Objective
Gather up all lines that carry the word "from".

Data to use

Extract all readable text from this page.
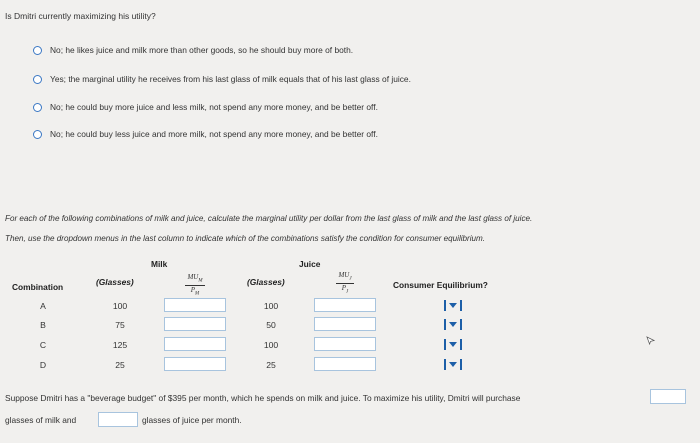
Is Dmitri currently maximizing his utility?
No; he likes juice and milk more than other goods, so he should buy more of both.
Yes; the marginal utility he receives from his last glass of milk equals that of his last glass of juice.
No; he could buy more juice and less milk, not spend any more money, and be better off.
No; he could buy less juice and more milk, not spend any more money, and be better off.
For each of the following combinations of milk and juice, calculate the marginal utility per dollar from the last glass of milk and the last glass of juice.
Then, use the dropdown menus in the last column to indicate which of the combinations satisfy the condition for consumer equilibrium.
Milk	Juice
Combination	(Glasses)	(Glasses)	Consumer Equilibrium?
$MU_M$
$P_M$
$MU_J$
$P_J$
A	100	100
B	75	50
C	125	100
D	25	25
Suppose Dmitri has a "beverage budget" of $395 per month, which he spends on milk and juice. To maximize his utility, Dmitri will purchase
glasses of milk and	glasses of juice per month.
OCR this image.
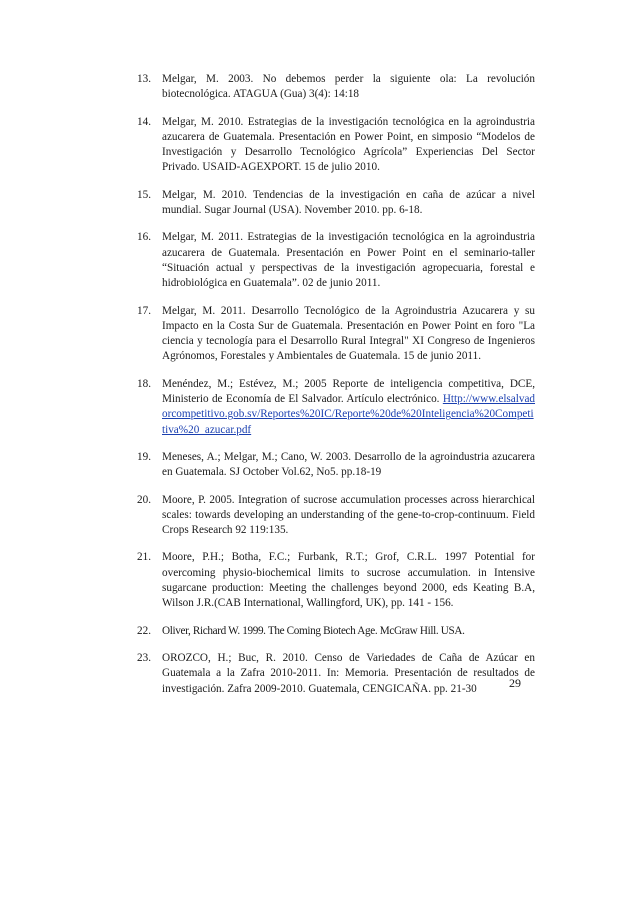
13. Melgar, M. 2003. No debemos perder la siguiente ola: La revolución biotecnológica. ATAGUA (Gua) 3(4): 14:18
14. Melgar, M. 2010. Estrategias de la investigación tecnológica en la agroindustria azucarera de Guatemala. Presentación en Power Point, en simposio “Modelos de Investigación y Desarrollo Tecnológico Agrícola” Experiencias Del Sector Privado. USAID-AGEXPORT. 15 de julio 2010.
15. Melgar, M. 2010. Tendencias de la investigación en caña de azúcar a nivel mundial. Sugar Journal (USA). November 2010. pp. 6-18.
16. Melgar, M. 2011. Estrategias de la investigación tecnológica en la agroindustria azucarera de Guatemala. Presentación en Power Point en el seminario-taller “Situación actual y perspectivas de la investigación agropecuaria, forestal e hidrobiológica en Guatemala”. 02 de junio 2011.
17. Melgar, M. 2011. Desarrollo Tecnológico de la Agroindustria Azucarera y su Impacto en la Costa Sur de Guatemala. Presentación en Power Point en foro "La ciencia y tecnología para el Desarrollo Rural Integral" XI Congreso de Ingenieros Agrónomos, Forestales y Ambientales de Guatemala. 15 de junio 2011.
18. Menéndez, M.; Estévez, M.; 2005 Reporte de inteligencia competitiva, DCE, Ministerio de Economía de El Salvador. Artículo electrónico. Http://www.elsalvadorcompetitivo.gob.sv/Reportes%20IC/Reporte%20de%20Inteligencia%20Competitiva%20_azucar.pdf
19. Meneses, A.; Melgar, M.; Cano, W. 2003. Desarrollo de la agroindustria azucarera en Guatemala. SJ October Vol.62, No5. pp.18-19
20. Moore, P. 2005. Integration of sucrose accumulation processes across hierarchical scales: towards developing an understanding of the gene-to-crop-continuum. Field Crops Research 92 119:135.
21. Moore, P.H.; Botha, F.C.; Furbank, R.T.; Grof, C.R.L. 1997 Potential for overcoming physio-biochemical limits to sucrose accumulation. in Intensive sugarcane production: Meeting the challenges beyond 2000, eds Keating B.A, Wilson J.R.(CAB International, Wallingford, UK), pp. 141 - 156.
22. Oliver, Richard W. 1999. The Coming Biotech Age. McGraw Hill. USA.
23. OROZCO, H.; Buc, R. 2010. Censo de Variedades de Caña de Azúcar en Guatemala a la Zafra 2010-2011. In: Memoria. Presentación de resultados de investigación. Zafra 2009-2010. Guatemala, CENGICAÑA. pp. 21-30	29
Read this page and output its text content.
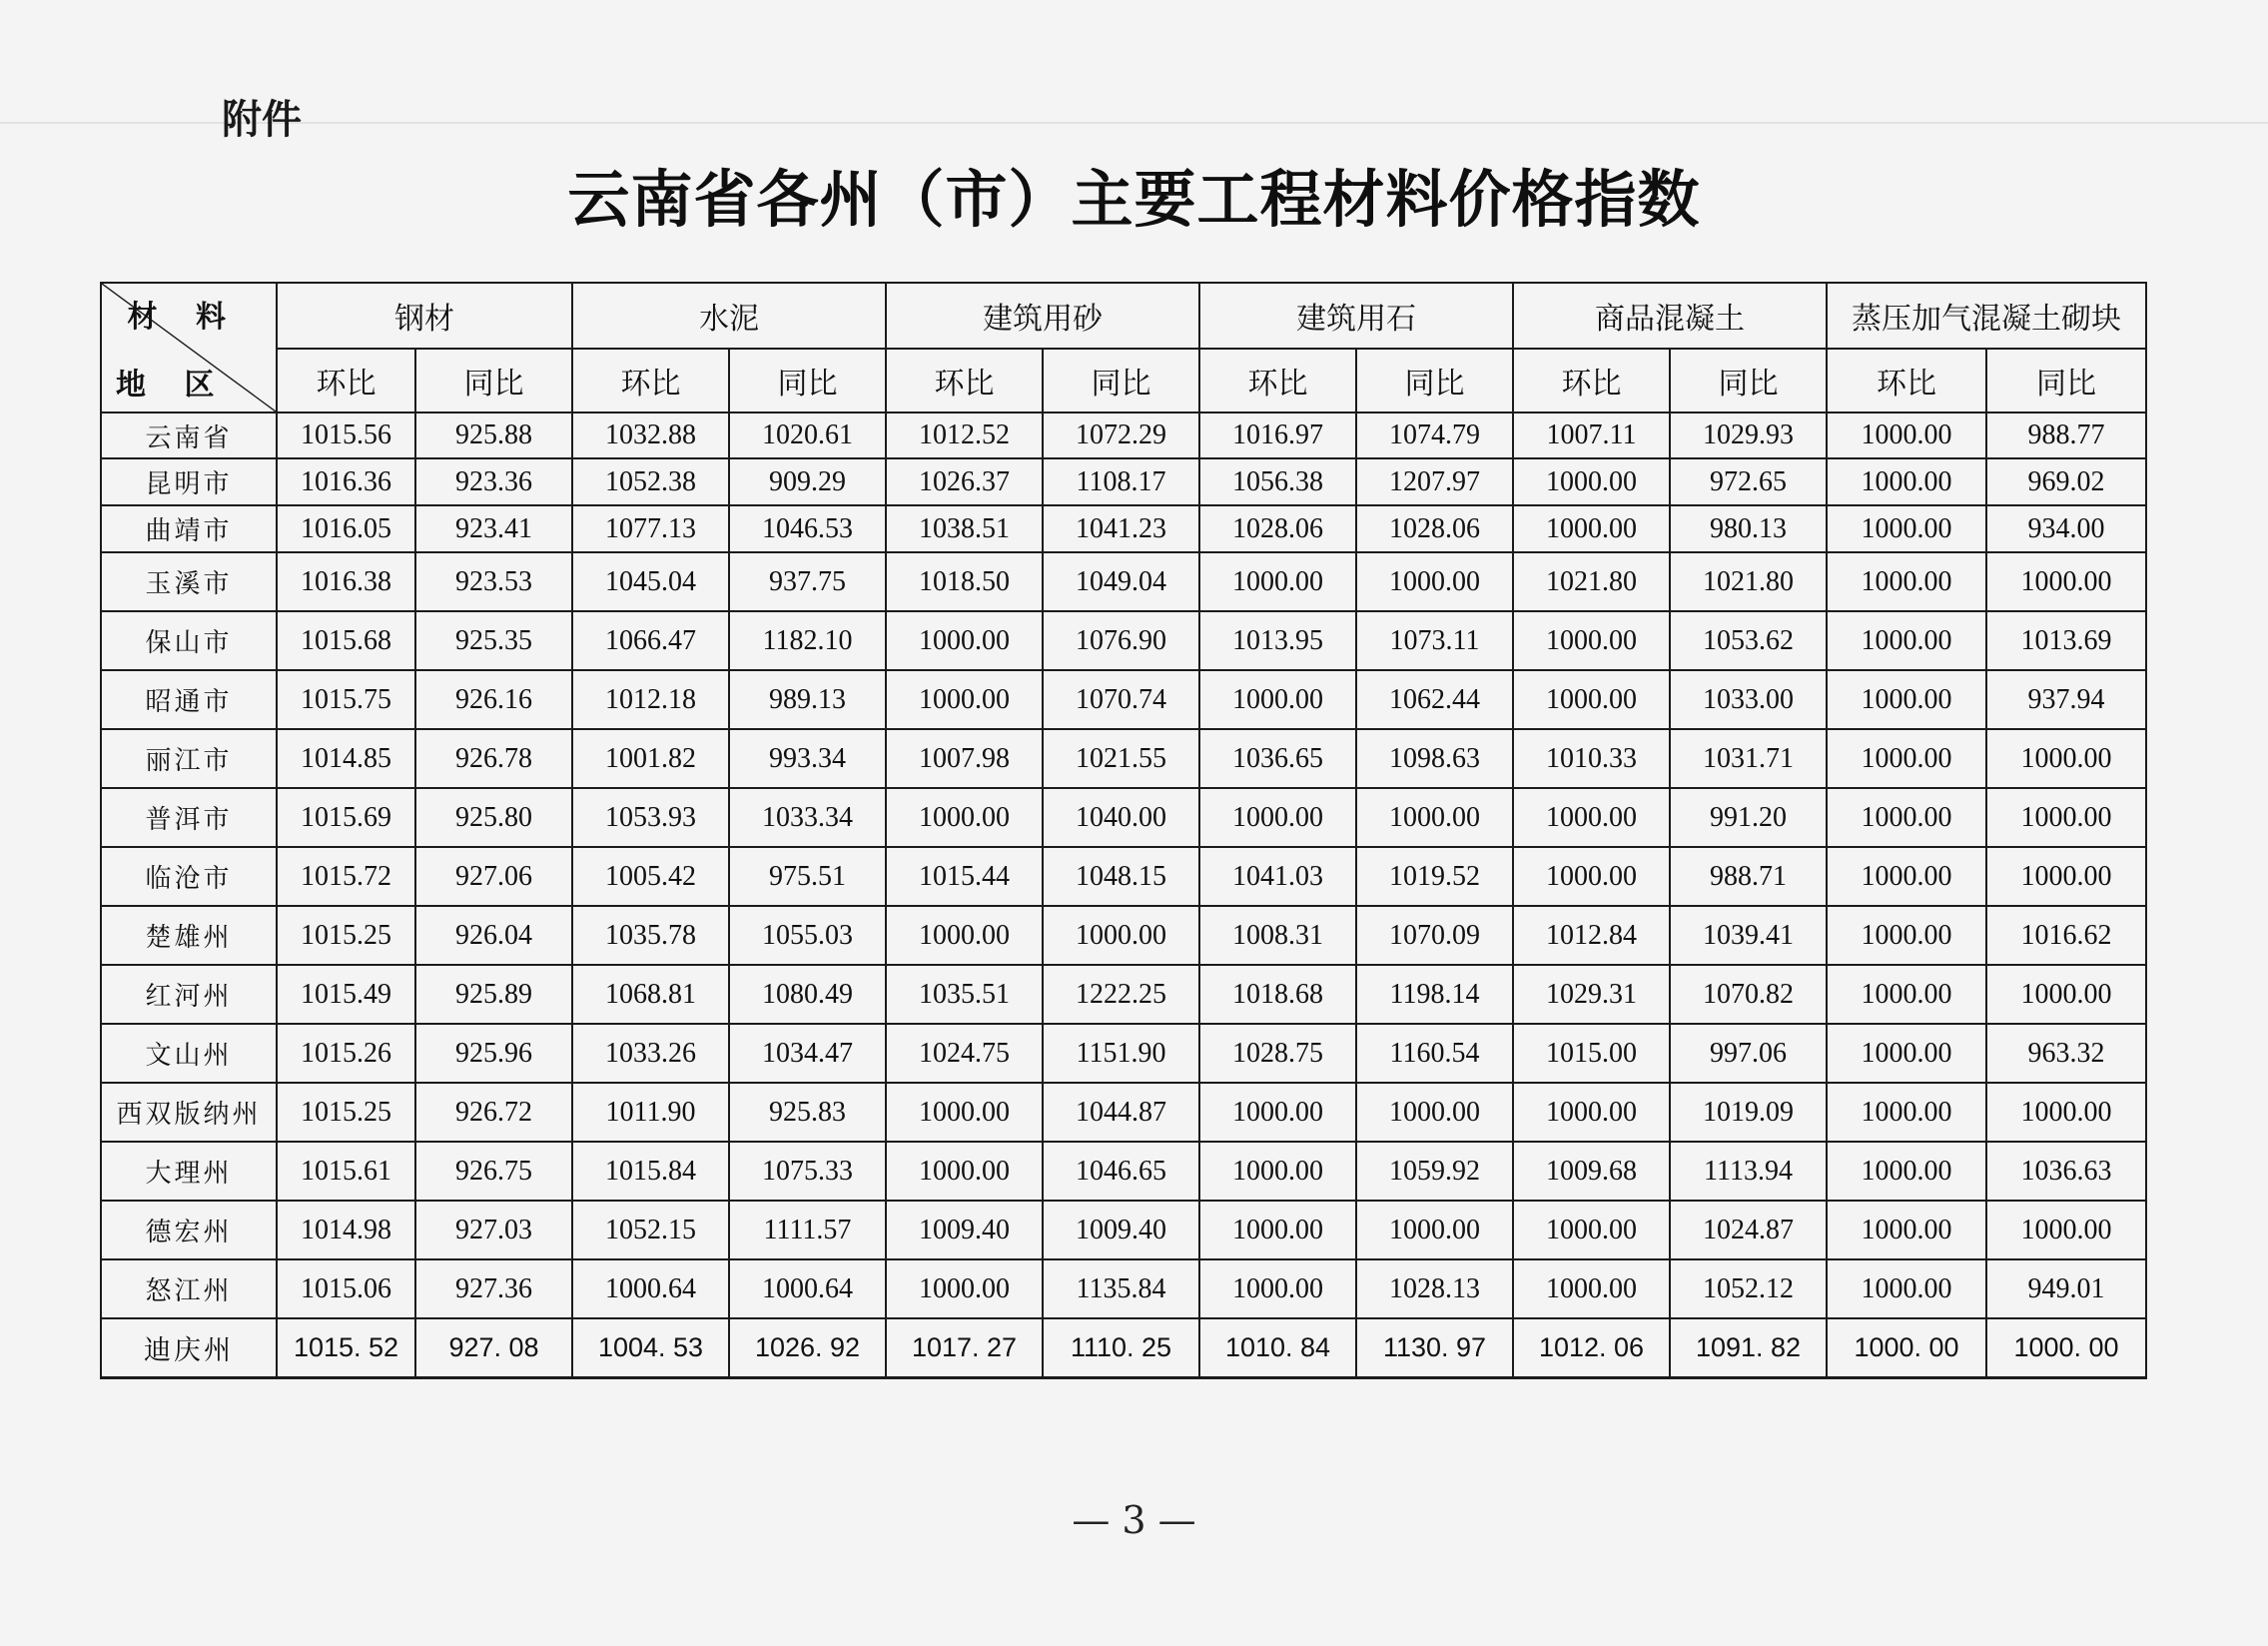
附件
云南省各州（市）主要工程材料价格指数
材 料
地 区	钢材		水泥		建筑用砂		建筑用石		商品混凝土		蒸压加气混凝土砌块	
	环比	同比	环比	同比	环比	同比	环比	同比	环比	同比	环比	同比
云南省	1015.56	925.88	1032.88	1020.61	1012.52	1072.29	1016.97	1074.79	1007.11	1029.93	1000.00	988.77
昆明市	1016.36	923.36	1052.38	909.29	1026.37	1108.17	1056.38	1207.97	1000.00	972.65	1000.00	969.02
曲靖市	1016.05	923.41	1077.13	1046.53	1038.51	1041.23	1028.06	1028.06	1000.00	980.13	1000.00	934.00
玉溪市	1016.38	923.53	1045.04	937.75	1018.50	1049.04	1000.00	1000.00	1021.80	1021.80	1000.00	1000.00
保山市	1015.68	925.35	1066.47	1182.10	1000.00	1076.90	1013.95	1073.11	1000.00	1053.62	1000.00	1013.69
昭通市	1015.75	926.16	1012.18	989.13	1000.00	1070.74	1000.00	1062.44	1000.00	1033.00	1000.00	937.94
丽江市	1014.85	926.78	1001.82	993.34	1007.98	1021.55	1036.65	1098.63	1010.33	1031.71	1000.00	1000.00
普洱市	1015.69	925.80	1053.93	1033.34	1000.00	1040.00	1000.00	1000.00	1000.00	991.20	1000.00	1000.00
临沧市	1015.72	927.06	1005.42	975.51	1015.44	1048.15	1041.03	1019.52	1000.00	988.71	1000.00	1000.00
楚雄州	1015.25	926.04	1035.78	1055.03	1000.00	1000.00	1008.31	1070.09	1012.84	1039.41	1000.00	1016.62
红河州	1015.49	925.89	1068.81	1080.49	1035.51	1222.25	1018.68	1198.14	1029.31	1070.82	1000.00	1000.00
文山州	1015.26	925.96	1033.26	1034.47	1024.75	1151.90	1028.75	1160.54	1015.00	997.06	1000.00	963.32
西双版纳州	1015.25	926.72	1011.90	925.83	1000.00	1044.87	1000.00	1000.00	1000.00	1019.09	1000.00	1000.00
大理州	1015.61	926.75	1015.84	1075.33	1000.00	1046.65	1000.00	1059.92	1009.68	1113.94	1000.00	1036.63
德宏州	1014.98	927.03	1052.15	1111.57	1009.40	1009.40	1000.00	1000.00	1000.00	1024.87	1000.00	1000.00
怒江州	1015.06	927.36	1000.64	1000.64	1000.00	1135.84	1000.00	1028.13	1000.00	1052.12	1000.00	949.01
迪庆州	1015. 52	927. 08	1004. 53	1026. 92	1017. 27	1110. 25	1010. 84	1130. 97	1012. 06	1091. 82	1000. 00	1000. 00
— 3 —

Expected output
Extract all readable text from this page.
Yes; the marginal utility he receives from his last glass of milk equals that of his last glass of juice.
For each of the following combinations of milk and juice, calculate the marginal utility per dollar from the last glass of milk and the last glass of juice.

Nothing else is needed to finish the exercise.